Dataset rows
........

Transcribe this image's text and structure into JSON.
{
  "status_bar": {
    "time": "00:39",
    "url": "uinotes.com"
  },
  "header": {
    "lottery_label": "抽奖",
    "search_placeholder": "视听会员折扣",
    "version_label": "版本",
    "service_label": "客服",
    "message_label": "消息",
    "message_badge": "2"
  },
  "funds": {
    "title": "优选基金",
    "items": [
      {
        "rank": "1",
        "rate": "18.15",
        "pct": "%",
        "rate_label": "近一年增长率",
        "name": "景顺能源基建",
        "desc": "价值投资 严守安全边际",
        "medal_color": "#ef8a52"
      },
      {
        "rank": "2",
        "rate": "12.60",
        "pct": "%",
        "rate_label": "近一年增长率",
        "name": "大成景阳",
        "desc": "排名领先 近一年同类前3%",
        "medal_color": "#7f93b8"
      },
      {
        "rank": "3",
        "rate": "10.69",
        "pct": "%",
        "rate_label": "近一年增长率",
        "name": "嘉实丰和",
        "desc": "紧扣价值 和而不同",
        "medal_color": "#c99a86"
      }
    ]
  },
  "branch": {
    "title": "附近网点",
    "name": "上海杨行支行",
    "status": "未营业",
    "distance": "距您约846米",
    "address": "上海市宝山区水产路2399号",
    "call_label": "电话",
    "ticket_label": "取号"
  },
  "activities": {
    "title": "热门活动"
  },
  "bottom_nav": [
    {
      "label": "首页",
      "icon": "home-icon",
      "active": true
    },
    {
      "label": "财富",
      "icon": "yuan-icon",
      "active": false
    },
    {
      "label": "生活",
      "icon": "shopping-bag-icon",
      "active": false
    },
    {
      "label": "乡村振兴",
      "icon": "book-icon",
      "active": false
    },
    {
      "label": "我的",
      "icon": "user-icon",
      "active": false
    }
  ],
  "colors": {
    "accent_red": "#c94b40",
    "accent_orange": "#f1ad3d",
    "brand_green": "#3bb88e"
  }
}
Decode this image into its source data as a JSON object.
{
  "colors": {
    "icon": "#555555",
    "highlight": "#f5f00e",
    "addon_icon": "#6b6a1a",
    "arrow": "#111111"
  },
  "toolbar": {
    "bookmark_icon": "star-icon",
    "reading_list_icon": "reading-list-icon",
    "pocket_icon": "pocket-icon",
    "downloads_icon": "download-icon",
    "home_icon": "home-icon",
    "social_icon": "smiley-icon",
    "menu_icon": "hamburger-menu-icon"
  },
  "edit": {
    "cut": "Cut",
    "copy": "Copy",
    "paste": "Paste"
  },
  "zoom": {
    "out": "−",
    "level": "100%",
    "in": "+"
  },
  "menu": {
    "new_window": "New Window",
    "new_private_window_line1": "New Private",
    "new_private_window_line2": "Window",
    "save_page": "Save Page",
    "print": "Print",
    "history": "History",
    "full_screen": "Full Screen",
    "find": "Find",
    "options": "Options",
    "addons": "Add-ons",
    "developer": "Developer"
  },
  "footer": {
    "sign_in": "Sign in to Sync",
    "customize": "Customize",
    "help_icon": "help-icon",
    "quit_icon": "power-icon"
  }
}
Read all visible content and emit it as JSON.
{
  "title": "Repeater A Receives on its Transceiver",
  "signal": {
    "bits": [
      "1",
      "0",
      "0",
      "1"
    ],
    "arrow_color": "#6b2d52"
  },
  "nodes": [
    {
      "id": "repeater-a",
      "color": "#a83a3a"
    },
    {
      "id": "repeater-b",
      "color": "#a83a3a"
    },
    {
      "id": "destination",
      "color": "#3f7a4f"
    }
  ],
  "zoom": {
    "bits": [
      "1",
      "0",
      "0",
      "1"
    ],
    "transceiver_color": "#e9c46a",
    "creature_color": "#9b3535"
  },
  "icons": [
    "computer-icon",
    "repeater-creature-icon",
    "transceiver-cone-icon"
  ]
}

........

:: Goal ::
Write out the lines above, starting at the line that contains "Read all visible content and emit it as JSON." and ending with the final line, and nothing else; copy them exactly.

:: The response ::
Read all visible content and emit it as JSON.
{
  "title": "Repeater A Receives on its Transceiver",
  "signal": {
    "bits": [
      "1",
      "0",
      "0",
      "1"
    ],
    "arrow_color": "#6b2d52"
  },
  "nodes": [
    {
      "id": "repeater-a",
      "color": "#a83a3a"
    },
    {
      "id": "repeater-b",
      "color": "#a83a3a"
    },
    {
      "id": "destination",
      "color": "#3f7a4f"
    }
  ],
  "zoom": {
    "bits": [
      "1",
      "0",
      "0",
      "1"
    ],
    "transceiver_color": "#e9c46a",
    "creature_color": "#9b3535"
  },
  "icons": [
    "computer-icon",
    "repeater-creature-icon",
    "transceiver-cone-icon"
  ]
}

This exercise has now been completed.